THE TASK -> In the listing below, count the lines with "label" and report only the figure.
+++++
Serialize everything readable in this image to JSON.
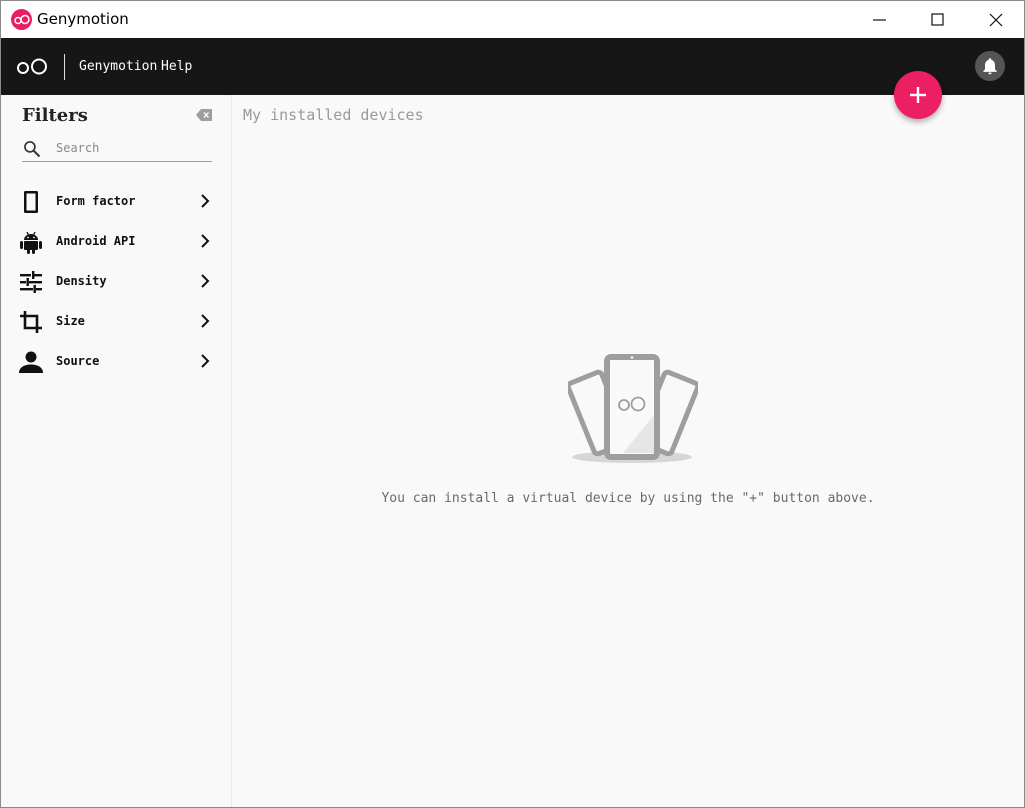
{
  "window": {
    "title": "Genymotion"
  },
  "toolbar": {
    "menu": [
      {
        "label": "Genymotion"
      },
      {
        "label": "Help"
      }
    ]
  },
  "sidebar": {
    "title": "Filters",
    "search": {
      "placeholder": "Search",
      "value": ""
    },
    "filters": [
      {
        "label": "Form factor",
        "icon": "phone-icon"
      },
      {
        "label": "Android API",
        "icon": "android-icon"
      },
      {
        "label": "Density",
        "icon": "sliders-icon"
      },
      {
        "label": "Size",
        "icon": "crop-icon"
      },
      {
        "label": "Source",
        "icon": "person-icon"
      }
    ]
  },
  "main": {
    "title": "My installed devices",
    "empty_message": "You can install a virtual device by using the \"+\" button above."
  },
  "colors": {
    "accent": "#ec1f63",
    "toolbar_bg": "#161616",
    "background": "#f9f9f9"
  }
}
+++++
WRITTEN RESPONSE -> 7